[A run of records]
__________

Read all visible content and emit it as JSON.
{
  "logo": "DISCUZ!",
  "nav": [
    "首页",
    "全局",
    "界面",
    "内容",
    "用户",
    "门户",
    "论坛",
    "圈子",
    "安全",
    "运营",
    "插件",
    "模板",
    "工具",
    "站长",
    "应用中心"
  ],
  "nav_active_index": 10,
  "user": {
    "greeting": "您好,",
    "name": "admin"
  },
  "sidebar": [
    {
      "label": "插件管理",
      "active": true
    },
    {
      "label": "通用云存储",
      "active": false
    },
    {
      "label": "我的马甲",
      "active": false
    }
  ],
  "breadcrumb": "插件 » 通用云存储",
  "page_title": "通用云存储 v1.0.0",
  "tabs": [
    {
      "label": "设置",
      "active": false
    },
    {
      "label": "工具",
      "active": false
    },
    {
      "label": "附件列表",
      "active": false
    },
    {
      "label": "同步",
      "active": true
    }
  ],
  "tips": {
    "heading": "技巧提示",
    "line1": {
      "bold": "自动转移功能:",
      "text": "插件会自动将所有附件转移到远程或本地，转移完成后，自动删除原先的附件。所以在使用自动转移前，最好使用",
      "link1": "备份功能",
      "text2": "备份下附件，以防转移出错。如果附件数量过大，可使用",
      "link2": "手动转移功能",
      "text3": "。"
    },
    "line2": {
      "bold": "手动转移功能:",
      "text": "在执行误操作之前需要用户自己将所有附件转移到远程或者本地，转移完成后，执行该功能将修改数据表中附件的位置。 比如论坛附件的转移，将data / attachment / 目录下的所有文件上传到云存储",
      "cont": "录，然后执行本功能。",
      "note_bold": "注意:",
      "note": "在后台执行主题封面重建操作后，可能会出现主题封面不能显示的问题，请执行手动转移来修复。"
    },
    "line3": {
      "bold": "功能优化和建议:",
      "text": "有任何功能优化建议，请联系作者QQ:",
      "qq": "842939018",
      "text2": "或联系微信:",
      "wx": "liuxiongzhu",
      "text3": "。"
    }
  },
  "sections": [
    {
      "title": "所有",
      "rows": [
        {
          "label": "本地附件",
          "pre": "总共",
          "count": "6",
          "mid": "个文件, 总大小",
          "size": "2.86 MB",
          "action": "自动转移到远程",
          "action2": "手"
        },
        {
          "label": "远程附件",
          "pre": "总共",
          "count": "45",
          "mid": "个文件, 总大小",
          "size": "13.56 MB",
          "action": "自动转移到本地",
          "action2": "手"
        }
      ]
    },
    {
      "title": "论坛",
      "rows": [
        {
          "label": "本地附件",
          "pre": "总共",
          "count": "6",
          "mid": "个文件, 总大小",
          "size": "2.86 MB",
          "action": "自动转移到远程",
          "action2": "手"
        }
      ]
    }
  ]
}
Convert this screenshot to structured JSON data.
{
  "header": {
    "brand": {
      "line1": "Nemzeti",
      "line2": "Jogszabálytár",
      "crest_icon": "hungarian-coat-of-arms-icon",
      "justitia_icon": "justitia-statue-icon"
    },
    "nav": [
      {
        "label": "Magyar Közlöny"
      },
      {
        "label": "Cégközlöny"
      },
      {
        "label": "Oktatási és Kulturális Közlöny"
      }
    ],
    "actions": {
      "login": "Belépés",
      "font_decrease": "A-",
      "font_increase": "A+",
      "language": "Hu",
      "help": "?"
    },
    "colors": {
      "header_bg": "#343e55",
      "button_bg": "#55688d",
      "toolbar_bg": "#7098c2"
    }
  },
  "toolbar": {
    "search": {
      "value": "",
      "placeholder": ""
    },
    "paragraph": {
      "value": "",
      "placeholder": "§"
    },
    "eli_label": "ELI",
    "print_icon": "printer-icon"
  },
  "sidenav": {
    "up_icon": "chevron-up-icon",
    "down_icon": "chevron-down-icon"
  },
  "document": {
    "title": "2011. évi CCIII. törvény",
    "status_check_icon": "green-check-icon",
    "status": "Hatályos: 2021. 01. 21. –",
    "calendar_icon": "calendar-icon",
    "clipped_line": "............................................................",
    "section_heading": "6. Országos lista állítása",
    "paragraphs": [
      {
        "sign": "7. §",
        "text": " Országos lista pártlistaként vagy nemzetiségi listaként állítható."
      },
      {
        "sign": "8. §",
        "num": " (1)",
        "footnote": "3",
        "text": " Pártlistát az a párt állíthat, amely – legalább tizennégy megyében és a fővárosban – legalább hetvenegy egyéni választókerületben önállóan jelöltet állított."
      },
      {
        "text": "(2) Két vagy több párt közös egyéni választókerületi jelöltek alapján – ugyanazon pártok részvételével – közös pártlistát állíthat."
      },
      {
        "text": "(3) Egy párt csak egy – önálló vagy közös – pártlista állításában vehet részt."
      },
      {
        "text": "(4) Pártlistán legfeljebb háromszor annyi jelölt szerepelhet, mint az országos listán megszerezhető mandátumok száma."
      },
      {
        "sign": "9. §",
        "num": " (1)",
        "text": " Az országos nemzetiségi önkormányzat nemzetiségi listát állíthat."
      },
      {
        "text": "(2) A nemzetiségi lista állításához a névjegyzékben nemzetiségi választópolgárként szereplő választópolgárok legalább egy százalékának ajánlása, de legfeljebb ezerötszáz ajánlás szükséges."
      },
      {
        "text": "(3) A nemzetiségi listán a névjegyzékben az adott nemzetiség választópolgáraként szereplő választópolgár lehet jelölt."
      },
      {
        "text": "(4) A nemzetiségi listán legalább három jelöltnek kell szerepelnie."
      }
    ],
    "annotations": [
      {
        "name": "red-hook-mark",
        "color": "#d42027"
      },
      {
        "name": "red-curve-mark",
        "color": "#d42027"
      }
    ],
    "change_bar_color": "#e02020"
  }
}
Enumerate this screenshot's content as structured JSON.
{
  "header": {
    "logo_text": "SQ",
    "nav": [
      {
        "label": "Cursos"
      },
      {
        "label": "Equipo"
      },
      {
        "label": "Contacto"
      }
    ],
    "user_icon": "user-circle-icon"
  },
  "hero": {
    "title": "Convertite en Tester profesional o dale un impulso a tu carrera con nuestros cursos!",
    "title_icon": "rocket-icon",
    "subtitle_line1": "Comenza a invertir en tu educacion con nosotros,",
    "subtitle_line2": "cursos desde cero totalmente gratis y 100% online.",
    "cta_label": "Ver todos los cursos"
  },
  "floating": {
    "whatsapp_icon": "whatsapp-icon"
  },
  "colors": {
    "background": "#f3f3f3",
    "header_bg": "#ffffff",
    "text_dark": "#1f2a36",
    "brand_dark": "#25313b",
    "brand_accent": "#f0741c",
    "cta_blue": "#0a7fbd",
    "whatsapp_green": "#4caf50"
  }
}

__________

Extract the full set of entries word for word.

Read all visible content and emit it as JSON.
{
  "logo": "DISCUZ!",
  "nav": [
    "首页",
    "全局",
    "界面",
    "内容",
    "用户",
    "门户",
    "论坛",
    "圈子",
    "安全",
    "运营",
    "插件",
    "模板",
    "工具",
    "站长",
    "应用中心"
  ],
  "nav_active_index": 10,
  "user": {
    "greeting": "您好,",
    "name": "admin"
  },
  "sidebar": [
    {
      "label": "插件管理",
      "active": true
    },
    {
      "label": "通用云存储",
      "active": false
    },
    {
      "label": "我的马甲",
      "active": false
    }
  ],
  "breadcrumb": "插件 » 通用云存储",
  "page_title": "通用云存储 v1.0.0",
  "tabs": [
    {
      "label": "设置",
      "active": false
    },
    {
      "label": "工具",
      "active": false
    },
    {
      "label": "附件列表",
      "active": false
    },
    {
      "label": "同步",
      "active": true
    }
  ],
  "tips": {
    "heading": "技巧提示",
    "line1": {
      "bold": "自动转移功能:",
      "text": "插件会自动将所有附件转移到远程或本地，转移完成后，自动删除原先的附件。所以在使用自动转移前，最好使用",
      "link1": "备份功能",
      "text2": "备份下附件，以防转移出错。如果附件数量过大，可使用",
      "link2": "手动转移功能",
      "text3": "。"
    },
    "line2": {
      "bold": "手动转移功能:",
      "text": "在执行误操作之前需要用户自己将所有附件转移到远程或者本地，转移完成后，执行该功能将修改数据表中附件的位置。 比如论坛附件的转移，将data / attachment / 目录下的所有文件上传到云存储",
      "cont": "录，然后执行本功能。",
      "note_bold": "注意:",
      "note": "在后台执行主题封面重建操作后，可能会出现主题封面不能显示的问题，请执行手动转移来修复。"
    },
    "line3": {
      "bold": "功能优化和建议:",
      "text": "有任何功能优化建议，请联系作者QQ:",
      "qq": "842939018",
      "text2": "或联系微信:",
      "wx": "liuxiongzhu",
      "text3": "。"
    }
  },
  "sections": [
    {
      "title": "所有",
      "rows": [
        {
          "label": "本地附件",
          "pre": "总共",
          "count": "6",
          "mid": "个文件, 总大小",
          "size": "2.86 MB",
          "action": "自动转移到远程",
          "action2": "手"
        },
        {
          "label": "远程附件",
          "pre": "总共",
          "count": "45",
          "mid": "个文件, 总大小",
          "size": "13.56 MB",
          "action": "自动转移到本地",
          "action2": "手"
        }
      ]
    },
    {
      "title": "论坛",
      "rows": [
        {
          "label": "本地附件",
          "pre": "总共",
          "count": "6",
          "mid": "个文件, 总大小",
          "size": "2.86 MB",
          "action": "自动转移到远程",
          "action2": "手"
        }
      ]
    }
  ]
}
Convert this screenshot to structured JSON data.
{
  "header": {
    "brand": {
      "line1": "Nemzeti",
      "line2": "Jogszabálytár",
      "crest_icon": "hungarian-coat-of-arms-icon",
      "justitia_icon": "justitia-statue-icon"
    },
    "nav": [
      {
        "label": "Magyar Közlöny"
      },
      {
        "label": "Cégközlöny"
      },
      {
        "label": "Oktatási és Kulturális Közlöny"
      }
    ],
    "actions": {
      "login": "Belépés",
      "font_decrease": "A-",
      "font_increase": "A+",
      "language": "Hu",
      "help": "?"
    },
    "colors": {
      "header_bg": "#343e55",
      "button_bg": "#55688d",
      "toolbar_bg": "#7098c2"
    }
  },
  "toolbar": {
    "search": {
      "value": "",
      "placeholder": ""
    },
    "paragraph": {
      "value": "",
      "placeholder": "§"
    },
    "eli_label": "ELI",
    "print_icon": "printer-icon"
  },
  "sidenav": {
    "up_icon": "chevron-up-icon",
    "down_icon": "chevron-down-icon"
  },
  "document": {
    "title": "2011. évi CCIII. törvény",
    "status_check_icon": "green-check-icon",
    "status": "Hatályos: 2021. 01. 21. –",
    "calendar_icon": "calendar-icon",
    "clipped_line": "............................................................",
    "section_heading": "6. Országos lista állítása",
    "paragraphs": [
      {
        "sign": "7. §",
        "text": " Országos lista pártlistaként vagy nemzetiségi listaként állítható."
      },
      {
        "sign": "8. §",
        "num": " (1)",
        "footnote": "3",
        "text": " Pártlistát az a párt állíthat, amely – legalább tizennégy megyében és a fővárosban – legalább hetvenegy egyéni választókerületben önállóan jelöltet állított."
      },
      {
        "text": "(2) Két vagy több párt közös egyéni választókerületi jelöltek alapján – ugyanazon pártok részvételével – közös pártlistát állíthat."
      },
      {
        "text": "(3) Egy párt csak egy – önálló vagy közös – pártlista állításában vehet részt."
      },
      {
        "text": "(4) Pártlistán legfeljebb háromszor annyi jelölt szerepelhet, mint az országos listán megszerezhető mandátumok száma."
      },
      {
        "sign": "9. §",
        "num": " (1)",
        "text": " Az országos nemzetiségi önkormányzat nemzetiségi listát állíthat."
      },
      {
        "text": "(2) A nemzetiségi lista állításához a névjegyzékben nemzetiségi választópolgárként szereplő választópolgárok legalább egy százalékának ajánlása, de legfeljebb ezerötszáz ajánlás szükséges."
      },
      {
        "text": "(3) A nemzetiségi listán a névjegyzékben az adott nemzetiség választópolgáraként szereplő választópolgár lehet jelölt."
      },
      {
        "text": "(4) A nemzetiségi listán legalább három jelöltnek kell szerepelnie."
      }
    ],
    "annotations": [
      {
        "name": "red-hook-mark",
        "color": "#d42027"
      },
      {
        "name": "red-curve-mark",
        "color": "#d42027"
      }
    ],
    "change_bar_color": "#e02020"
  }
}
Enumerate this screenshot's content as structured JSON.
{
  "header": {
    "logo_text": "SQ",
    "nav": [
      {
        "label": "Cursos"
      },
      {
        "label": "Equipo"
      },
      {
        "label": "Contacto"
      }
    ],
    "user_icon": "user-circle-icon"
  },
  "hero": {
    "title": "Convertite en Tester profesional o dale un impulso a tu carrera con nuestros cursos!",
    "title_icon": "rocket-icon",
    "subtitle_line1": "Comenza a invertir en tu educacion con nosotros,",
    "subtitle_line2": "cursos desde cero totalmente gratis y 100% online.",
    "cta_label": "Ver todos los cursos"
  },
  "floating": {
    "whatsapp_icon": "whatsapp-icon"
  },
  "colors": {
    "background": "#f3f3f3",
    "header_bg": "#ffffff",
    "text_dark": "#1f2a36",
    "brand_dark": "#25313b",
    "brand_accent": "#f0741c",
    "cta_blue": "#0a7fbd",
    "whatsapp_green": "#4caf50"
  }
}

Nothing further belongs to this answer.